Dataset records:
— begin —

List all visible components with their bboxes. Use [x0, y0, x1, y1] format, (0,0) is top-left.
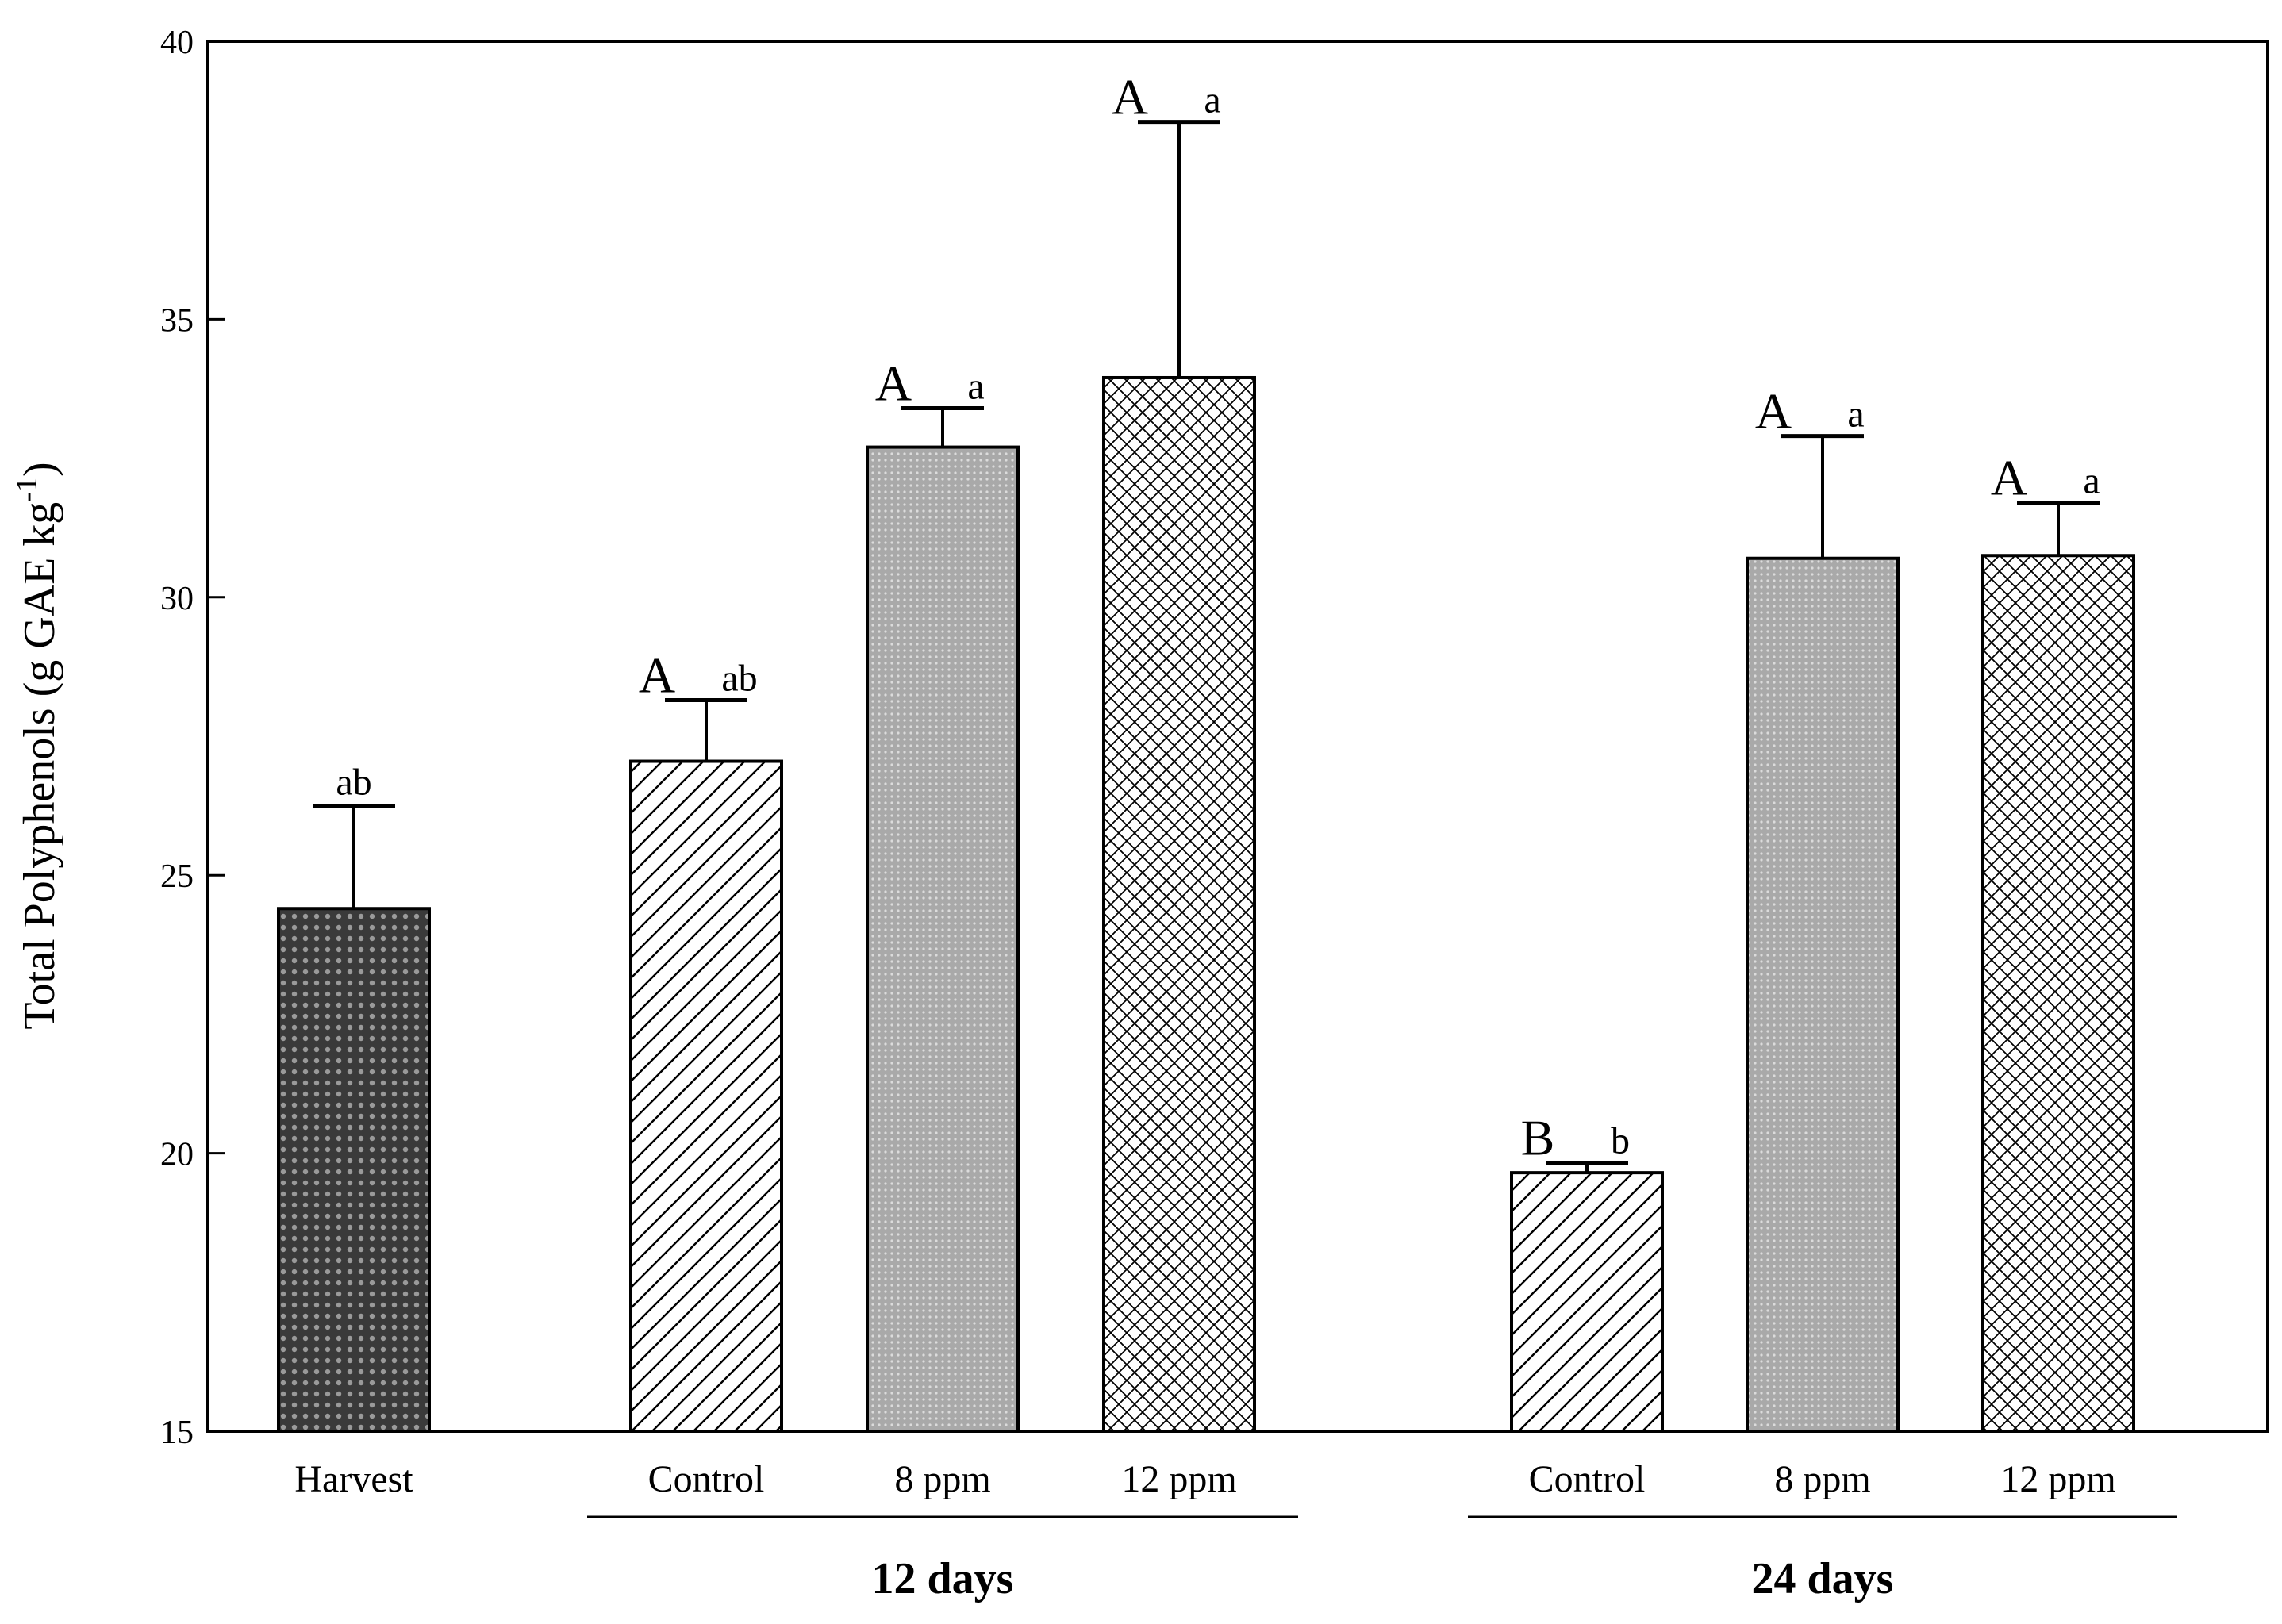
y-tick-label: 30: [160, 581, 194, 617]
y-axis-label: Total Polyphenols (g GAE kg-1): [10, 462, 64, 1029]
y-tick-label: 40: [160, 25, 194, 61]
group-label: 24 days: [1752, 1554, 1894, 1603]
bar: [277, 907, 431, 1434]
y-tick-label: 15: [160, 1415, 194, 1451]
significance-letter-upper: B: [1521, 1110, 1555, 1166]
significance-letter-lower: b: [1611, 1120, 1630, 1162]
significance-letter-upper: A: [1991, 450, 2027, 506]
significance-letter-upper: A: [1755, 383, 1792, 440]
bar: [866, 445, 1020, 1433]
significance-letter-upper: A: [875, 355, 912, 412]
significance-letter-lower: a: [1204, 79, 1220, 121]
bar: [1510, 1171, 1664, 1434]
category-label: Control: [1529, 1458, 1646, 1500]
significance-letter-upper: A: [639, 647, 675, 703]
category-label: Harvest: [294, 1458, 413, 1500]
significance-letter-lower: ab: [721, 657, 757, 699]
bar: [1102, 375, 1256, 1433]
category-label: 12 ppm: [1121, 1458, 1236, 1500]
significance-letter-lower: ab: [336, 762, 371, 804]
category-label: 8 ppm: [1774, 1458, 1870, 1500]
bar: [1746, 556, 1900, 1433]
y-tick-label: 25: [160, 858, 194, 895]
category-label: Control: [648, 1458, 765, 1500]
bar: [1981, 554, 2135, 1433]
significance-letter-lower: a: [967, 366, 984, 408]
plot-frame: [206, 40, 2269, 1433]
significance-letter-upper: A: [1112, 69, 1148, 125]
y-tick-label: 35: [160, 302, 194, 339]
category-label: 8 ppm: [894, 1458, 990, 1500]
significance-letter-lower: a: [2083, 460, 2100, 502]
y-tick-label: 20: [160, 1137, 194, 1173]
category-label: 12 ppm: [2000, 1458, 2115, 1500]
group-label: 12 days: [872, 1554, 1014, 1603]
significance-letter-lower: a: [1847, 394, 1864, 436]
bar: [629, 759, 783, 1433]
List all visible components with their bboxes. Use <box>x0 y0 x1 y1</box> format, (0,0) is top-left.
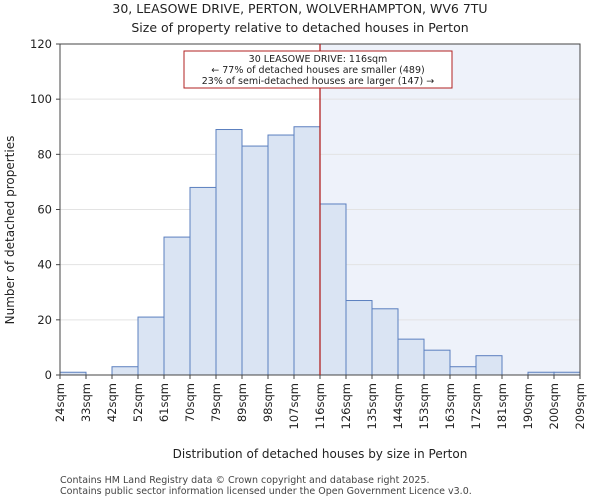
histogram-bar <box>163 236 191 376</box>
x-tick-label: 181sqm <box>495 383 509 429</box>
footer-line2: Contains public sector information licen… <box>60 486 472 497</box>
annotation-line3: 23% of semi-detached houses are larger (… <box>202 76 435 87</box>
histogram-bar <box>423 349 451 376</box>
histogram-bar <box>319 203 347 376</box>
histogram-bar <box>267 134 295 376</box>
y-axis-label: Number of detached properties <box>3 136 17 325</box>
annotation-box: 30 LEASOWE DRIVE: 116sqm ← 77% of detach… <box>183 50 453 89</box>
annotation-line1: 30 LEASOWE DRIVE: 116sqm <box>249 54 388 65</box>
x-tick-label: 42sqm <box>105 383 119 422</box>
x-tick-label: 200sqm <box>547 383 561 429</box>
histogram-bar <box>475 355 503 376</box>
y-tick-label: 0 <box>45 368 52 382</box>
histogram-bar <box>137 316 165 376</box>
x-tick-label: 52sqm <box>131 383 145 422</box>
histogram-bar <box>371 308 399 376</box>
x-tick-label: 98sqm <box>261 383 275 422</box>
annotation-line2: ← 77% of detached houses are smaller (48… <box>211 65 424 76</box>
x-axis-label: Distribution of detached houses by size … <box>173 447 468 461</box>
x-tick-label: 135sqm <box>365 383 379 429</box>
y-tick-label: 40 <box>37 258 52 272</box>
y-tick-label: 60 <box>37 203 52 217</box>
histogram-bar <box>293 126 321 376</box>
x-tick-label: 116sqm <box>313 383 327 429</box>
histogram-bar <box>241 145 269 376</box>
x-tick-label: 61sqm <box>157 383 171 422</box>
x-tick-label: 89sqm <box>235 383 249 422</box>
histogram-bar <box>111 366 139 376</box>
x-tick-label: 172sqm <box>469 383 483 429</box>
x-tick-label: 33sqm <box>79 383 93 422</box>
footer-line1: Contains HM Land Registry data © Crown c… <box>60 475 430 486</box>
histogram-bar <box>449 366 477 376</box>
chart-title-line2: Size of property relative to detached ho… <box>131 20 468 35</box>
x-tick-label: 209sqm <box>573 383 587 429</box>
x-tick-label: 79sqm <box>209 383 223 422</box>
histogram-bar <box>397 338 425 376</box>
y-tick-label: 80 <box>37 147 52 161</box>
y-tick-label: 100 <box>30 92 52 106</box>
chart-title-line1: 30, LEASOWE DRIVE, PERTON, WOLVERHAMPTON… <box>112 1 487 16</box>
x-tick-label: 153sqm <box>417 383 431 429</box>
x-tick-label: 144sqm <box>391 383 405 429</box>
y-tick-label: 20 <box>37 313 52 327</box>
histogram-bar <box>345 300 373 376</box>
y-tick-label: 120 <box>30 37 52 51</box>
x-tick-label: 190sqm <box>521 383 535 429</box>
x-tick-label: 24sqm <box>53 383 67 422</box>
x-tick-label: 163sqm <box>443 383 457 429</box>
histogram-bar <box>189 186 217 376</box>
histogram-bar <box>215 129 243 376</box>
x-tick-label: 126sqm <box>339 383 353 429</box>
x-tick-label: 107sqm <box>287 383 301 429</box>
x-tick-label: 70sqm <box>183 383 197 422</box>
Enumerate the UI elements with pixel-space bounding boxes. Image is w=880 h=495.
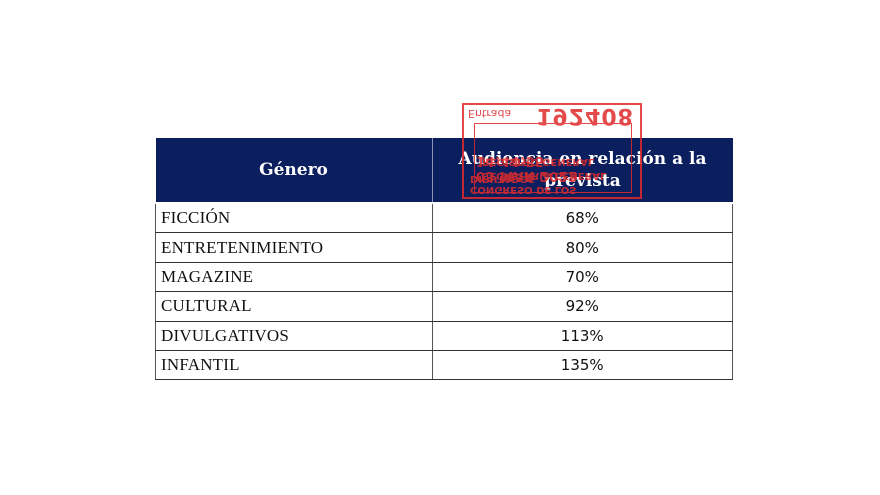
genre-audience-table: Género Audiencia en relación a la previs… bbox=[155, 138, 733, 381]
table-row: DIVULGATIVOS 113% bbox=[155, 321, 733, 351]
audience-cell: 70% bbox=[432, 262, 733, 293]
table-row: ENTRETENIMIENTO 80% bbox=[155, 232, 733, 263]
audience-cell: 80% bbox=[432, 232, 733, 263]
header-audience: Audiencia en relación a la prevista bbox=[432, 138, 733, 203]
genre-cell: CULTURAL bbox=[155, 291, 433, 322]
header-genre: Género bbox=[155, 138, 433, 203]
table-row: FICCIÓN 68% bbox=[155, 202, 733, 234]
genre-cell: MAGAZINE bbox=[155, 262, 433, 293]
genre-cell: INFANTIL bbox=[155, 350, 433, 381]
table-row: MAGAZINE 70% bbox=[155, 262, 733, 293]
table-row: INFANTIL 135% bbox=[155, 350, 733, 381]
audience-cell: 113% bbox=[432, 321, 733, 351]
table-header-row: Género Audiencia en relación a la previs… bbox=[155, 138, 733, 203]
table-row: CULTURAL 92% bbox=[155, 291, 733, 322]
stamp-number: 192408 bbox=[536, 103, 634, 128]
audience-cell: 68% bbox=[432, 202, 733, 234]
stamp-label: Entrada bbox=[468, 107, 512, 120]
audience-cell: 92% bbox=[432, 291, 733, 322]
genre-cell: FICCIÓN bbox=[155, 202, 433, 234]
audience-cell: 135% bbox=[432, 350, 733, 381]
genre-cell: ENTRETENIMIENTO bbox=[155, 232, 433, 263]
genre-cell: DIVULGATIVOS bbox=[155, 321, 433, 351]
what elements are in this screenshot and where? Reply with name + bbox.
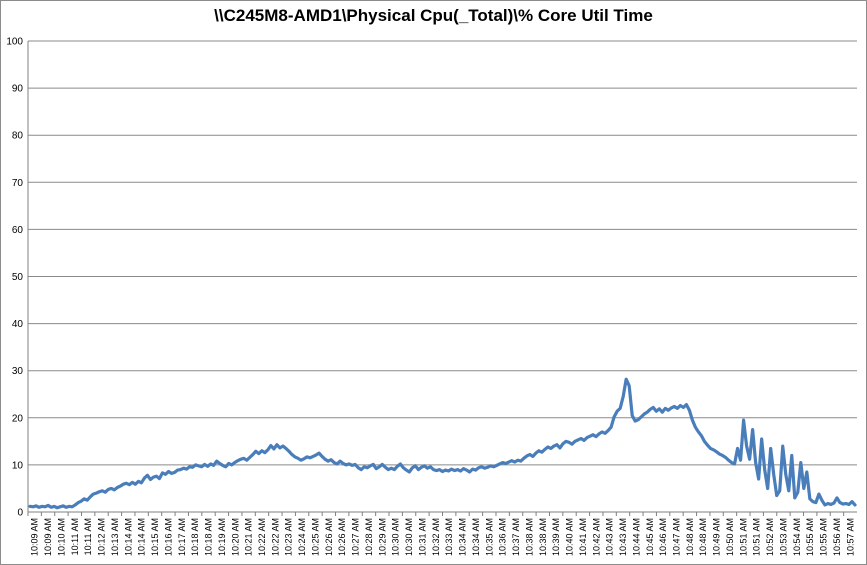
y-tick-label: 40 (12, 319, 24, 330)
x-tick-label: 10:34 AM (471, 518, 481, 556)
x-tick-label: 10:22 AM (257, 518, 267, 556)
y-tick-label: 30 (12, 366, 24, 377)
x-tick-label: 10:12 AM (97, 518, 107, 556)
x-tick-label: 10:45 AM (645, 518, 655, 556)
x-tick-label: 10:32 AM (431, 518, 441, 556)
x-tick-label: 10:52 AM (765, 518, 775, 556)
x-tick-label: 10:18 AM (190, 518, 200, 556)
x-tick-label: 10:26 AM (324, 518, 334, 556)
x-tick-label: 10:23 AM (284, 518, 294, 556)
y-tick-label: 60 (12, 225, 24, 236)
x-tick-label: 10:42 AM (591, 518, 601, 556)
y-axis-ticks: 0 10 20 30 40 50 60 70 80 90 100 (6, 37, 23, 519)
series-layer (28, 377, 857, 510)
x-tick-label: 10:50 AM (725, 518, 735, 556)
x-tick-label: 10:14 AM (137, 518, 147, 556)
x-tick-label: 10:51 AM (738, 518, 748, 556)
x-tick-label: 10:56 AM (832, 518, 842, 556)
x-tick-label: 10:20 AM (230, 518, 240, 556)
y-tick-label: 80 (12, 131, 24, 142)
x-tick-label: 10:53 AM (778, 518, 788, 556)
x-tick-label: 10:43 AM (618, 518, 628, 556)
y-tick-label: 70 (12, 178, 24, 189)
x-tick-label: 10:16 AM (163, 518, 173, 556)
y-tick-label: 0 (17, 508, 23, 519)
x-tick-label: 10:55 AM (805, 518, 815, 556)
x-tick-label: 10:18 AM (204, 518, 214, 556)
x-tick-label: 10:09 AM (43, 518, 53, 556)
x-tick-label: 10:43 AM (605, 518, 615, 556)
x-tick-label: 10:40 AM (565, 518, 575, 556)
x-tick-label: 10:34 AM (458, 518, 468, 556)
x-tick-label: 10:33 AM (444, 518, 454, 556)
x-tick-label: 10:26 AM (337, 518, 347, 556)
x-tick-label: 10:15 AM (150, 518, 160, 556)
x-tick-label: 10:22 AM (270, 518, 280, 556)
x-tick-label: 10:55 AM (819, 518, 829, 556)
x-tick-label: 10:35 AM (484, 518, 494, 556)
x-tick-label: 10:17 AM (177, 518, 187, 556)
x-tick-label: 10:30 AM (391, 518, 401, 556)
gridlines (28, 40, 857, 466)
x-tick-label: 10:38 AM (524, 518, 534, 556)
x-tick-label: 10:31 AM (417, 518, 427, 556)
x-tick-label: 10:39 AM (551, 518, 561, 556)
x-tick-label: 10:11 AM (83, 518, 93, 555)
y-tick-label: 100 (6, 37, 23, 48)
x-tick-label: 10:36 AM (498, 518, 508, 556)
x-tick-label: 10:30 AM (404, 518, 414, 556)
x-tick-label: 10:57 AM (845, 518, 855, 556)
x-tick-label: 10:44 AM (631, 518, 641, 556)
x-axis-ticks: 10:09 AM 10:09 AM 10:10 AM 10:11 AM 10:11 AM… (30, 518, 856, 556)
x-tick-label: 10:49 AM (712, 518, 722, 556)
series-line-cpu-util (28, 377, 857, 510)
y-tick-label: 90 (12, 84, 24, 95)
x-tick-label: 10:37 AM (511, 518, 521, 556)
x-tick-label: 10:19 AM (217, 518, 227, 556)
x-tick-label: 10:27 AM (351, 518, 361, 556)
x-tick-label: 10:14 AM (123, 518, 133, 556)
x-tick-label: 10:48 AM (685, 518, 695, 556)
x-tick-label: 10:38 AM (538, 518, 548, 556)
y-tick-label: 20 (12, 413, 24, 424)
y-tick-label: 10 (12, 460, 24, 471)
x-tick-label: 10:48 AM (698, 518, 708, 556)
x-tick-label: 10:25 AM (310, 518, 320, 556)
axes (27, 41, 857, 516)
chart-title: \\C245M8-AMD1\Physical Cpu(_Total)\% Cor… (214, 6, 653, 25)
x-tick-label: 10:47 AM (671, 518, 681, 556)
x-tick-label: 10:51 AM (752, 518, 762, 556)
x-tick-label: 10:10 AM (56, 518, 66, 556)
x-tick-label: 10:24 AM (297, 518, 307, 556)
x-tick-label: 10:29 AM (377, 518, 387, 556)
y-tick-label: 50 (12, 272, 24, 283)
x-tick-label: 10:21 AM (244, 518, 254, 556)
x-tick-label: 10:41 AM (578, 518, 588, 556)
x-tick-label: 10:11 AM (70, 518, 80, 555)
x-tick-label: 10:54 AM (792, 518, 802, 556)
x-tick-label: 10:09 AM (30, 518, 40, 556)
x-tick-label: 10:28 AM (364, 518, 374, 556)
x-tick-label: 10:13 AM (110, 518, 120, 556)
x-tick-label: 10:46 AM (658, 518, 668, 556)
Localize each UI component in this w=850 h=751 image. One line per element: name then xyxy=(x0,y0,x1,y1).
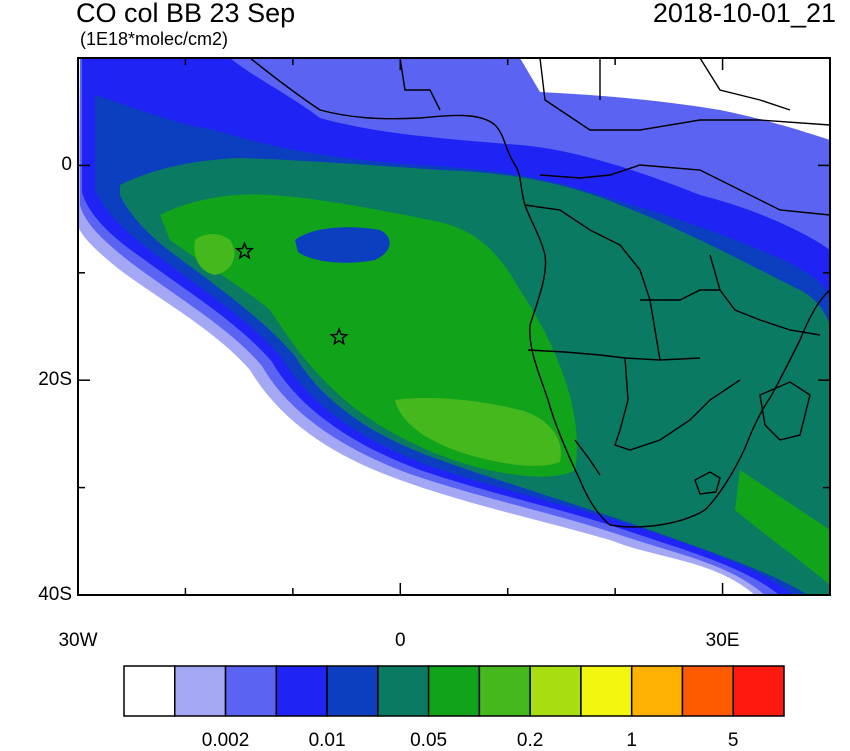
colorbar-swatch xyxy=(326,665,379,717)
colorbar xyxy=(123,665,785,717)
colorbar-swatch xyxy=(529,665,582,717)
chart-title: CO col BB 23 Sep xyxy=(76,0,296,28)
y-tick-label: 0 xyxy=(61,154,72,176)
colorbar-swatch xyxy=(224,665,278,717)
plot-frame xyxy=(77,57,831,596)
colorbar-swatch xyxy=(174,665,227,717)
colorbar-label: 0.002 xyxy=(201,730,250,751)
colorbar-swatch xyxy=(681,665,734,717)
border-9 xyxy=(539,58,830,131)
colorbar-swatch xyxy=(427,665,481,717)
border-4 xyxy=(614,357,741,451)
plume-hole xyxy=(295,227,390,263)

— end —

Aim
Update everything from the line containing "y-tick-label: 40 (12, 319, 24, 330)" down to the line containing "x-tick-label: 10:45 AM (645, 518, 655, 556)" by replacing "x-tick-label" with "x-axis-tick", keeping all else the same.

Problem solution
y-tick-label: 40 (12, 319, 24, 330)
x-axis-tick: 10:34 AM (471, 518, 481, 556)
x-axis-tick: 10:22 AM (257, 518, 267, 556)
y-tick-label: 30 (12, 366, 24, 377)
x-axis-tick: 10:12 AM (97, 518, 107, 556)
x-axis-tick: 10:45 AM (645, 518, 655, 556)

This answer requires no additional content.